Exercise objective: Search the records below for the word "Esri". Pull out each line that has it.

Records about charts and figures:
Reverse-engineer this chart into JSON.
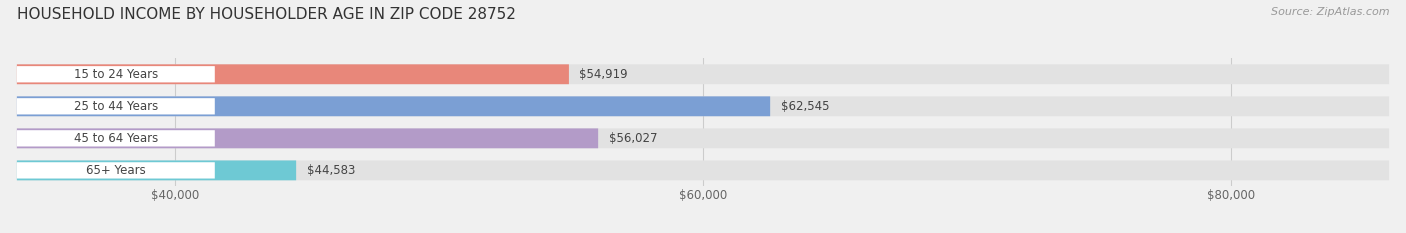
{
  "title": "HOUSEHOLD INCOME BY HOUSEHOLDER AGE IN ZIP CODE 28752",
  "source": "Source: ZipAtlas.com",
  "categories": [
    "15 to 24 Years",
    "25 to 44 Years",
    "45 to 64 Years",
    "65+ Years"
  ],
  "values": [
    54919,
    62545,
    56027,
    44583
  ],
  "bar_colors": [
    "#e8877a",
    "#7b9fd4",
    "#b39bc8",
    "#6ec9d4"
  ],
  "bar_labels": [
    "$54,919",
    "$62,545",
    "$56,027",
    "$44,583"
  ],
  "xlim_min": 34000,
  "xlim_max": 86000,
  "xticks": [
    40000,
    60000,
    80000
  ],
  "xtick_labels": [
    "$40,000",
    "$60,000",
    "$80,000"
  ],
  "background_color": "#f0f0f0",
  "bar_bg_color": "#e2e2e2",
  "title_fontsize": 11,
  "source_fontsize": 8,
  "label_fontsize": 8.5,
  "tick_fontsize": 8.5,
  "bar_height": 0.62
}
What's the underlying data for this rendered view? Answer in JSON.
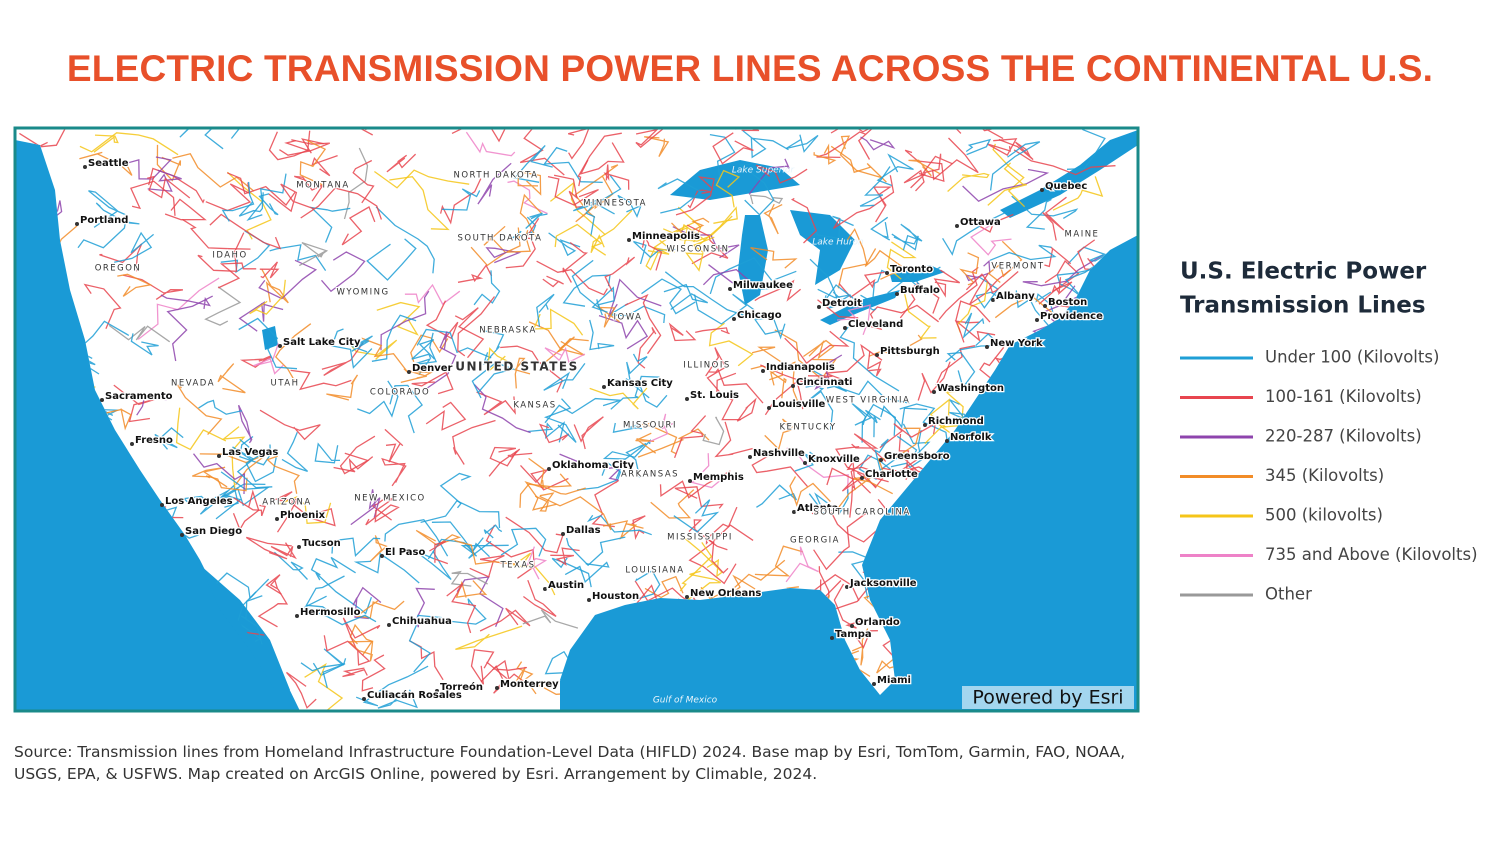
{
  "title": "ELECTRIC TRANSMISSION POWER LINES ACROSS THE CONTINENTAL U.S.",
  "map": {
    "cities": [
      "Seattle",
      "Portland",
      "Salt Lake City",
      "Sacramento",
      "Fresno",
      "Las Vegas",
      "Los Angeles",
      "San Diego",
      "Phoenix",
      "Tucson",
      "Denver",
      "El Paso",
      "Hermosillo",
      "Chihuahua",
      "Torreón",
      "Monterrey",
      "Culiacán Rosales",
      "Minneapolis",
      "Milwaukee",
      "Chicago",
      "Detroit",
      "Toronto",
      "Buffalo",
      "Ottawa",
      "Quebec",
      "Cleveland",
      "Pittsburgh",
      "New York",
      "Boston",
      "Providence",
      "Albany",
      "Washington",
      "Richmond",
      "Norfolk",
      "Indianapolis",
      "Cincinnati",
      "Louisville",
      "St. Louis",
      "Kansas City",
      "Oklahoma City",
      "Dallas",
      "Austin",
      "Houston",
      "New Orleans",
      "Memphis",
      "Nashville",
      "Knoxville",
      "Charlotte",
      "Greensboro",
      "Atlanta",
      "Jacksonville",
      "Orlando",
      "Tampa",
      "Miami"
    ],
    "regions": [
      "MONTANA",
      "NORTH DAKOTA",
      "SOUTH DAKOTA",
      "MINNESOTA",
      "WISCONSIN",
      "OREGON",
      "IDAHO",
      "WYOMING",
      "NEBRASKA",
      "IOWA",
      "ILLINOIS",
      "NEVADA",
      "UTAH",
      "COLORADO",
      "KANSAS",
      "MISSOURI",
      "KENTUCKY",
      "WEST VIRGINIA",
      "ARIZONA",
      "NEW MEXICO",
      "ARKANSAS",
      "TEXAS",
      "LOUISIANA",
      "MISSISSIPPI",
      "GEORGIA",
      "SOUTH CAROLINA",
      "VERMONT",
      "MAINE",
      "UNITED STATES"
    ],
    "water": [
      "Lake Superior",
      "Lake Huron",
      "Gulf of Mexico"
    ],
    "credit": "Powered by Esri"
  },
  "legend": {
    "title_lines": [
      "U.S. Electric Power",
      "Transmission Lines"
    ],
    "items": [
      {
        "label": "Under 100 (Kilovolts)",
        "color": "#1f9fd6"
      },
      {
        "label": "100-161 (Kilovolts)",
        "color": "#e8454f"
      },
      {
        "label": "220-287 (Kilovolts)",
        "color": "#8e44ad"
      },
      {
        "label": "345 (Kilovolts)",
        "color": "#f28c28"
      },
      {
        "label": "500 (kilovolts)",
        "color": "#f5c518"
      },
      {
        "label": "735 and Above (Kilovolts)",
        "color": "#ee82c8"
      },
      {
        "label": "Other",
        "color": "#999999"
      }
    ]
  },
  "source": "Source: Transmission lines from Homeland Infrastructure Foundation-Level Data (HIFLD) 2024. Base map by Esri, TomTom, Garmin, FAO, NOAA, USGS, EPA, & USFWS. Map created on ArcGIS Online, powered by Esri. Arrangement by Climable, 2024."
}
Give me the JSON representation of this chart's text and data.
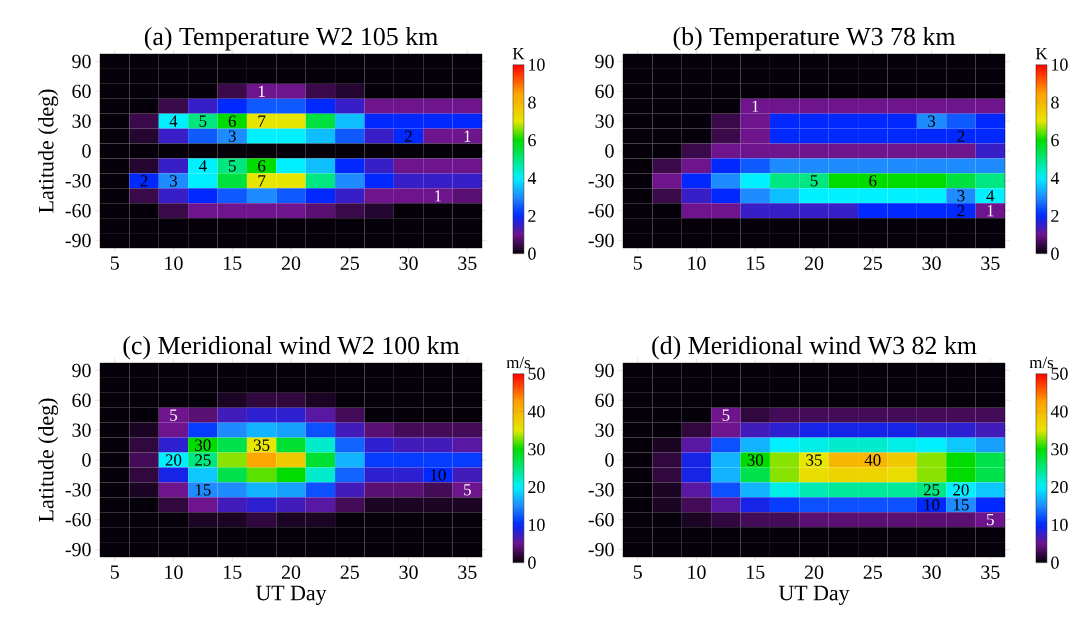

Complete answer:
    "credit": "Powered by Esri"
  "source": "Source: Transmission lines from Homeland Infrastructure Foundation-Level Data (HIFLD) 2024. Base map by Esri, TomTom, Garmin, FAO, NOAA, USGS, EPA, & USFWS. Map created on ArcGIS Online, powered by Esri. Arrangement by Climable, 2024."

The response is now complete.